JOB. Copy out the data below as written; omit any images.

Figure collection entries:

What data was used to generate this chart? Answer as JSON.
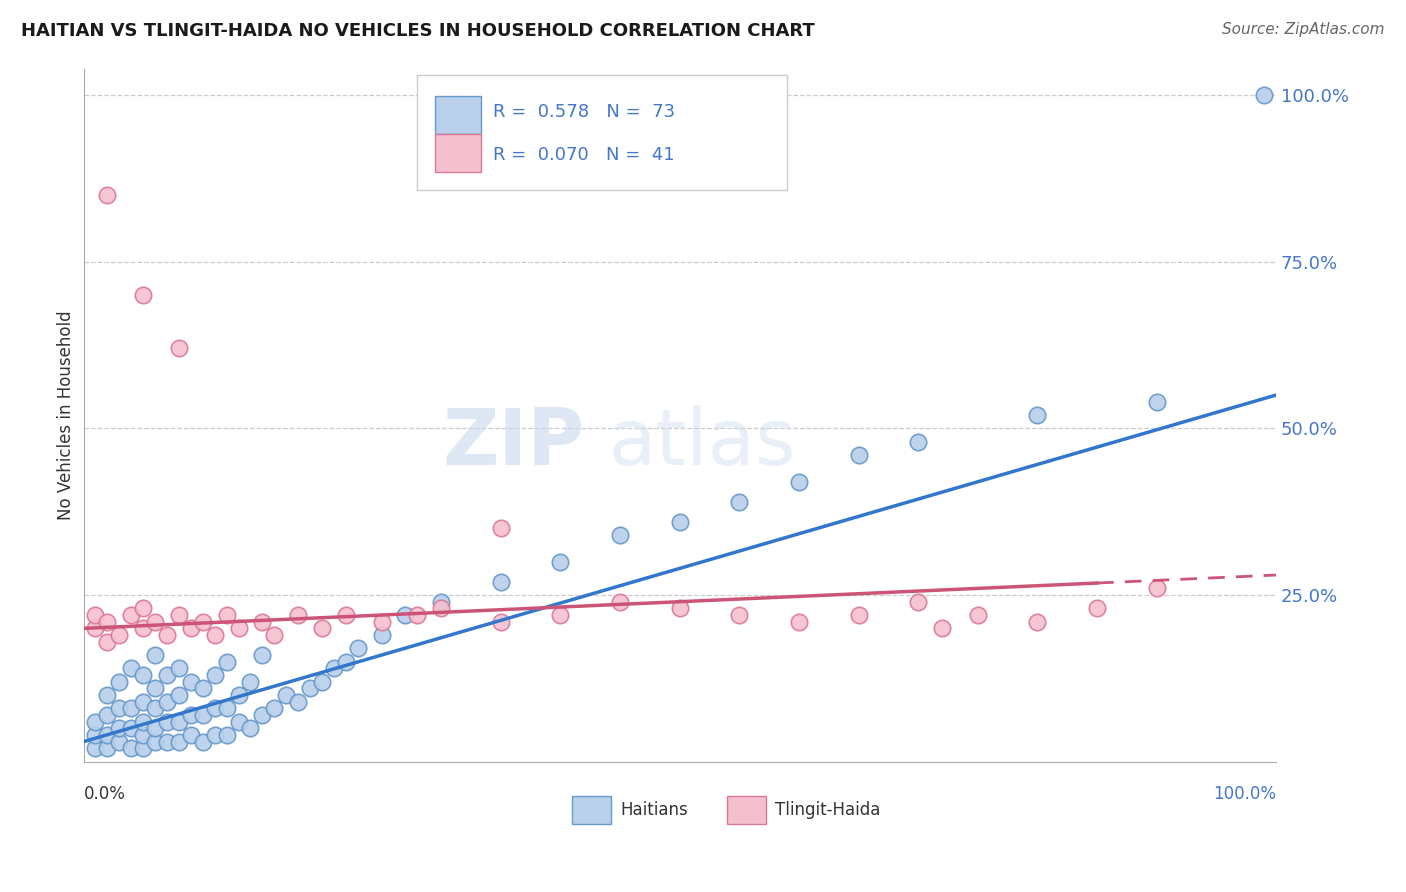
{
  "title": "HAITIAN VS TLINGIT-HAIDA NO VEHICLES IN HOUSEHOLD CORRELATION CHART",
  "source": "Source: ZipAtlas.com",
  "ylabel": "No Vehicles in Household",
  "haitian_color": "#b8d0ea",
  "haitian_edge_color": "#6699cc",
  "tlingit_color": "#f5c0ce",
  "tlingit_edge_color": "#dd7799",
  "haitian_line_color": "#3377cc",
  "tlingit_line_color": "#cc5577",
  "legend_R_haitian": "0.578",
  "legend_N_haitian": "73",
  "legend_R_tlingit": "0.070",
  "legend_N_tlingit": "41",
  "watermark_zip": "ZIP",
  "watermark_atlas": "atlas",
  "xlim": [
    0,
    100
  ],
  "ylim": [
    0,
    104
  ],
  "grid_yticks": [
    25,
    50,
    75,
    100
  ],
  "grid_color": "#cccccc",
  "axis_label_color": "#4477cc",
  "title_color": "#1a1a1a",
  "ylabel_color": "#333333",
  "haitian_line_y0": 3,
  "haitian_line_y100": 55,
  "tlingit_line_y0": 20,
  "tlingit_line_y100": 28,
  "tlingit_solid_xmax": 85,
  "haitian_x": [
    1,
    1,
    1,
    2,
    2,
    2,
    2,
    3,
    3,
    3,
    3,
    4,
    4,
    4,
    4,
    5,
    5,
    5,
    5,
    5,
    6,
    6,
    6,
    6,
    6,
    7,
    7,
    7,
    7,
    8,
    8,
    8,
    8,
    9,
    9,
    9,
    10,
    10,
    10,
    11,
    11,
    11,
    12,
    12,
    12,
    13,
    13,
    14,
    14,
    15,
    15,
    16,
    17,
    18,
    19,
    20,
    21,
    22,
    23,
    25,
    27,
    30,
    35,
    40,
    45,
    50,
    55,
    60,
    65,
    70,
    80,
    90,
    99
  ],
  "haitian_y": [
    2,
    4,
    6,
    2,
    4,
    7,
    10,
    3,
    5,
    8,
    12,
    2,
    5,
    8,
    14,
    2,
    4,
    6,
    9,
    13,
    3,
    5,
    8,
    11,
    16,
    3,
    6,
    9,
    13,
    3,
    6,
    10,
    14,
    4,
    7,
    12,
    3,
    7,
    11,
    4,
    8,
    13,
    4,
    8,
    15,
    6,
    10,
    5,
    12,
    7,
    16,
    8,
    10,
    9,
    11,
    12,
    14,
    15,
    17,
    19,
    22,
    24,
    27,
    30,
    34,
    36,
    39,
    42,
    46,
    48,
    52,
    54,
    100
  ],
  "tlingit_x": [
    1,
    1,
    2,
    2,
    3,
    4,
    5,
    5,
    6,
    7,
    8,
    9,
    10,
    11,
    12,
    13,
    15,
    16,
    18,
    20,
    22,
    25,
    28,
    30,
    35,
    40,
    45,
    50,
    55,
    60,
    65,
    70,
    72,
    75,
    80,
    85,
    90,
    2,
    5,
    8,
    35
  ],
  "tlingit_y": [
    20,
    22,
    18,
    21,
    19,
    22,
    20,
    23,
    21,
    19,
    22,
    20,
    21,
    19,
    22,
    20,
    21,
    19,
    22,
    20,
    22,
    21,
    22,
    23,
    21,
    22,
    24,
    23,
    22,
    21,
    22,
    24,
    20,
    22,
    21,
    23,
    26,
    85,
    70,
    62,
    35
  ]
}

WRITTEN ANSWER.
What data was used to generate this chart? Answer as JSON.
{
  "title": "HAITIAN VS TLINGIT-HAIDA NO VEHICLES IN HOUSEHOLD CORRELATION CHART",
  "source": "Source: ZipAtlas.com",
  "ylabel": "No Vehicles in Household",
  "haitian_color": "#b8d0ea",
  "haitian_edge_color": "#6699cc",
  "tlingit_color": "#f5c0ce",
  "tlingit_edge_color": "#dd7799",
  "haitian_line_color": "#3377cc",
  "tlingit_line_color": "#cc5577",
  "legend_R_haitian": "0.578",
  "legend_N_haitian": "73",
  "legend_R_tlingit": "0.070",
  "legend_N_tlingit": "41",
  "watermark_zip": "ZIP",
  "watermark_atlas": "atlas",
  "xlim": [
    0,
    100
  ],
  "ylim": [
    0,
    104
  ],
  "grid_yticks": [
    25,
    50,
    75,
    100
  ],
  "grid_color": "#cccccc",
  "axis_label_color": "#4477cc",
  "title_color": "#1a1a1a",
  "ylabel_color": "#333333",
  "haitian_line_y0": 3,
  "haitian_line_y100": 55,
  "tlingit_line_y0": 20,
  "tlingit_line_y100": 28,
  "tlingit_solid_xmax": 85,
  "haitian_x": [
    1,
    1,
    1,
    2,
    2,
    2,
    2,
    3,
    3,
    3,
    3,
    4,
    4,
    4,
    4,
    5,
    5,
    5,
    5,
    5,
    6,
    6,
    6,
    6,
    6,
    7,
    7,
    7,
    7,
    8,
    8,
    8,
    8,
    9,
    9,
    9,
    10,
    10,
    10,
    11,
    11,
    11,
    12,
    12,
    12,
    13,
    13,
    14,
    14,
    15,
    15,
    16,
    17,
    18,
    19,
    20,
    21,
    22,
    23,
    25,
    27,
    30,
    35,
    40,
    45,
    50,
    55,
    60,
    65,
    70,
    80,
    90,
    99
  ],
  "haitian_y": [
    2,
    4,
    6,
    2,
    4,
    7,
    10,
    3,
    5,
    8,
    12,
    2,
    5,
    8,
    14,
    2,
    4,
    6,
    9,
    13,
    3,
    5,
    8,
    11,
    16,
    3,
    6,
    9,
    13,
    3,
    6,
    10,
    14,
    4,
    7,
    12,
    3,
    7,
    11,
    4,
    8,
    13,
    4,
    8,
    15,
    6,
    10,
    5,
    12,
    7,
    16,
    8,
    10,
    9,
    11,
    12,
    14,
    15,
    17,
    19,
    22,
    24,
    27,
    30,
    34,
    36,
    39,
    42,
    46,
    48,
    52,
    54,
    100
  ],
  "tlingit_x": [
    1,
    1,
    2,
    2,
    3,
    4,
    5,
    5,
    6,
    7,
    8,
    9,
    10,
    11,
    12,
    13,
    15,
    16,
    18,
    20,
    22,
    25,
    28,
    30,
    35,
    40,
    45,
    50,
    55,
    60,
    65,
    70,
    72,
    75,
    80,
    85,
    90,
    2,
    5,
    8,
    35
  ],
  "tlingit_y": [
    20,
    22,
    18,
    21,
    19,
    22,
    20,
    23,
    21,
    19,
    22,
    20,
    21,
    19,
    22,
    20,
    21,
    19,
    22,
    20,
    22,
    21,
    22,
    23,
    21,
    22,
    24,
    23,
    22,
    21,
    22,
    24,
    20,
    22,
    21,
    23,
    26,
    85,
    70,
    62,
    35
  ]
}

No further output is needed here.